— Start of Records shown —

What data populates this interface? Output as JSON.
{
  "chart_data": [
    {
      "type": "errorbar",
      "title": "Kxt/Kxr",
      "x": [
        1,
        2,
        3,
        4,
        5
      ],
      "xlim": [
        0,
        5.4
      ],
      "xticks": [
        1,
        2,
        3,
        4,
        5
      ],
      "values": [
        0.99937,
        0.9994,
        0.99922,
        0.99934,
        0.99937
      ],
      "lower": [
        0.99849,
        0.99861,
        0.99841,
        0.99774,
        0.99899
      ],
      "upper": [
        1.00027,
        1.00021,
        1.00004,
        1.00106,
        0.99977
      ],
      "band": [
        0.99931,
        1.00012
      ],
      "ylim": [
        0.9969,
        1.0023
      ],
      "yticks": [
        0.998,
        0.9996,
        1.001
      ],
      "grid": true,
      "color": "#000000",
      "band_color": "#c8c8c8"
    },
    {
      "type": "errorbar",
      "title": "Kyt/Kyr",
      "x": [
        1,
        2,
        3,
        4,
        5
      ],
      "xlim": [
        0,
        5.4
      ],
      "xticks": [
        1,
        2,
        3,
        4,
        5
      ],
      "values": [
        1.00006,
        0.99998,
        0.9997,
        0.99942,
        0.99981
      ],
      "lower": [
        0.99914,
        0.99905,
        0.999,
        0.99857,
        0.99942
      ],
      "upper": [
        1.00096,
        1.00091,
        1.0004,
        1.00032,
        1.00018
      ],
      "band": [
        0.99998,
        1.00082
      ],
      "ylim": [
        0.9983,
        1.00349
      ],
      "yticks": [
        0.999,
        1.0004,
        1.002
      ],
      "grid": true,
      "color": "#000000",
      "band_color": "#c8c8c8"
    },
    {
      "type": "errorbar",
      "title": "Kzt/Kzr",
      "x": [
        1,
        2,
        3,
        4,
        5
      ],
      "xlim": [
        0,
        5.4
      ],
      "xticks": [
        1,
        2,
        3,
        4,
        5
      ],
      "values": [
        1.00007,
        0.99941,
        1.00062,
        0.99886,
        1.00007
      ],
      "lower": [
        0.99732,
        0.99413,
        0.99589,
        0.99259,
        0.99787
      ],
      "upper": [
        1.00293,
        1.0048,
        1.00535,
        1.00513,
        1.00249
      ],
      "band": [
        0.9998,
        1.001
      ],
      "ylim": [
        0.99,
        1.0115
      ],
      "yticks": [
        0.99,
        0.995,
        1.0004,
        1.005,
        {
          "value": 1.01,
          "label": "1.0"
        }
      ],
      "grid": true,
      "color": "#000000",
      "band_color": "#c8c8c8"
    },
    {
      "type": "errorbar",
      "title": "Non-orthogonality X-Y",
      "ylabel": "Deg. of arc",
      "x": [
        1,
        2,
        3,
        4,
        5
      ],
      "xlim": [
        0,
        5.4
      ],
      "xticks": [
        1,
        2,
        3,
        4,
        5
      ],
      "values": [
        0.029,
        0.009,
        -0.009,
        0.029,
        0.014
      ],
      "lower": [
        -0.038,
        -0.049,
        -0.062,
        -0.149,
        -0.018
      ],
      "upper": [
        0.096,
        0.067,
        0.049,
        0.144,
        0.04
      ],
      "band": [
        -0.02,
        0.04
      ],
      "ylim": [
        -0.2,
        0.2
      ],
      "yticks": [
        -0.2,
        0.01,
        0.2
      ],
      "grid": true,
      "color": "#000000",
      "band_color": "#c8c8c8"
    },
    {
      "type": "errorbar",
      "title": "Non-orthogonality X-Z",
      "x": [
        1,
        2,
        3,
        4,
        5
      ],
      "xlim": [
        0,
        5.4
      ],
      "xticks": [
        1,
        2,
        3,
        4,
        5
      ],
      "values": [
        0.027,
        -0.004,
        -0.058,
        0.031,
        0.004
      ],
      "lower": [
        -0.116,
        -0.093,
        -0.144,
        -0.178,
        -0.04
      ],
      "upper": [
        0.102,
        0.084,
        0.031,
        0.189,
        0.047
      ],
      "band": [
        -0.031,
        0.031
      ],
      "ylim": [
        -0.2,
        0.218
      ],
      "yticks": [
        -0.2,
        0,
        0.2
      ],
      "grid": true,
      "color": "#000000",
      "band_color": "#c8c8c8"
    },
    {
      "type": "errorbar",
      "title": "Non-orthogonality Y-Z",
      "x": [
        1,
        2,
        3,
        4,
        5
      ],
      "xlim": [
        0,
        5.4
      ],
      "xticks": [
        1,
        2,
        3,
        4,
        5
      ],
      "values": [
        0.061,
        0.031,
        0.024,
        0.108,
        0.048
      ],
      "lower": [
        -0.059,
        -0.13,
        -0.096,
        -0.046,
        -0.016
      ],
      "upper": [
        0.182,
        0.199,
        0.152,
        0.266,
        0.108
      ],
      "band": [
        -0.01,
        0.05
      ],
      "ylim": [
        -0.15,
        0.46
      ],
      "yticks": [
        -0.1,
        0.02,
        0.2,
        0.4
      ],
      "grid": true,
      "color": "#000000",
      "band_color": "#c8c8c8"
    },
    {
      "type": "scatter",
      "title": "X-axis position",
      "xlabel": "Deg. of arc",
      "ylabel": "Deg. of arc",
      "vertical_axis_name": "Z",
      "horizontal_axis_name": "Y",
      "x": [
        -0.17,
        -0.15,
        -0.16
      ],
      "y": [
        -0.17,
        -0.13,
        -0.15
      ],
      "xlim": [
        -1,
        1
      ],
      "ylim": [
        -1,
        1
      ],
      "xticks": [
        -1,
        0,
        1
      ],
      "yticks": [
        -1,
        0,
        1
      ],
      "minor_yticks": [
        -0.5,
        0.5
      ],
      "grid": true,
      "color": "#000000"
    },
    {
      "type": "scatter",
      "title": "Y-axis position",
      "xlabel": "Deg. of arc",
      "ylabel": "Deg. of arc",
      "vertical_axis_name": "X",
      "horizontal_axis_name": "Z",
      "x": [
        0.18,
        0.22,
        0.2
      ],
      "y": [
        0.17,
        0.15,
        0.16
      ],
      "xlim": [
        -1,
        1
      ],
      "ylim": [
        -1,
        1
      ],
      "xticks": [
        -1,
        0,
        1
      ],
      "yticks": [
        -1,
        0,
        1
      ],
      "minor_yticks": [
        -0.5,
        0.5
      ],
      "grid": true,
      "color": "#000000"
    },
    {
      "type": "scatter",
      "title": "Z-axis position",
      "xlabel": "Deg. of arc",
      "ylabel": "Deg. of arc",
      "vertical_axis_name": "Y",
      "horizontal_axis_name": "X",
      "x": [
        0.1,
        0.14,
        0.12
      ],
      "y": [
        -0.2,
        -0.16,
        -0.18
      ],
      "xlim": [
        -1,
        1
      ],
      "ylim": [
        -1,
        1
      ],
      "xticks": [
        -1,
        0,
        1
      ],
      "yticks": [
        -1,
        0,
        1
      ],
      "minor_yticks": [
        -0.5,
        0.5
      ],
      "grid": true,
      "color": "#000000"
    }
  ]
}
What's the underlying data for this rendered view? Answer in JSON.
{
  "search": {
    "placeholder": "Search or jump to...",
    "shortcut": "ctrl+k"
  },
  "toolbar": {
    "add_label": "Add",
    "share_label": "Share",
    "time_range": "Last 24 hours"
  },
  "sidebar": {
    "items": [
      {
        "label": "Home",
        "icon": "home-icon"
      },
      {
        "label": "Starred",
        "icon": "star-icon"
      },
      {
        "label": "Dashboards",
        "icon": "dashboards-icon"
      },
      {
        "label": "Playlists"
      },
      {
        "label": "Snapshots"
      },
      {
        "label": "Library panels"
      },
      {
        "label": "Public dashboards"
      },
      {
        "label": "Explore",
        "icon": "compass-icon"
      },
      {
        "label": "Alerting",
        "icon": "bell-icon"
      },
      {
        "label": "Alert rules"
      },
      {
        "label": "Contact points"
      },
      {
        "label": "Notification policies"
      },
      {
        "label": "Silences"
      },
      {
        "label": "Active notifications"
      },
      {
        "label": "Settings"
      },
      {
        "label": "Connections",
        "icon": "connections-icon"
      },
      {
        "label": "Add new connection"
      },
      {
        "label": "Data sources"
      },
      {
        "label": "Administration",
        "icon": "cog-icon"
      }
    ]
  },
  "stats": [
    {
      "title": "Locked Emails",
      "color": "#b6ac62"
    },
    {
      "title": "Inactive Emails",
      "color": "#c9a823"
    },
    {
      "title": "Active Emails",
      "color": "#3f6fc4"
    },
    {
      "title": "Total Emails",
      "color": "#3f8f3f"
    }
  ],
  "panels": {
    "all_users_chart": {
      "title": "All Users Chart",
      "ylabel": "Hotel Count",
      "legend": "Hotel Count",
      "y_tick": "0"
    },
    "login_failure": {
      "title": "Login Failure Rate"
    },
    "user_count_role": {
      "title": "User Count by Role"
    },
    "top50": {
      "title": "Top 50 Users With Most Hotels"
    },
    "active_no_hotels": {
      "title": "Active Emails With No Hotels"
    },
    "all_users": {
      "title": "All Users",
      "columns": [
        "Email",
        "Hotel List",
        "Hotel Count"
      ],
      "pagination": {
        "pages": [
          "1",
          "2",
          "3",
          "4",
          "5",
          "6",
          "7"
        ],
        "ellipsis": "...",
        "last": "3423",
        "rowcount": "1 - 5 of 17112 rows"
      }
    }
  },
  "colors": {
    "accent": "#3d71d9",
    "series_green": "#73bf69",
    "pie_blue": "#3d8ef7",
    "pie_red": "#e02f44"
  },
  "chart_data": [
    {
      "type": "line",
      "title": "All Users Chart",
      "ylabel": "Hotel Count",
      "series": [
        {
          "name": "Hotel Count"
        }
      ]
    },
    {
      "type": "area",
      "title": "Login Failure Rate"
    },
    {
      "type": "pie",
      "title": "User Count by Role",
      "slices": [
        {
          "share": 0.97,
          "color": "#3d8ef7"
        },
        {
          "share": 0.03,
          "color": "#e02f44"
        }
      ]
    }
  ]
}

— End of Records shown —

The problem
For the entries above, state how many lines contain the word "position". Provide the number by itself.

In response
3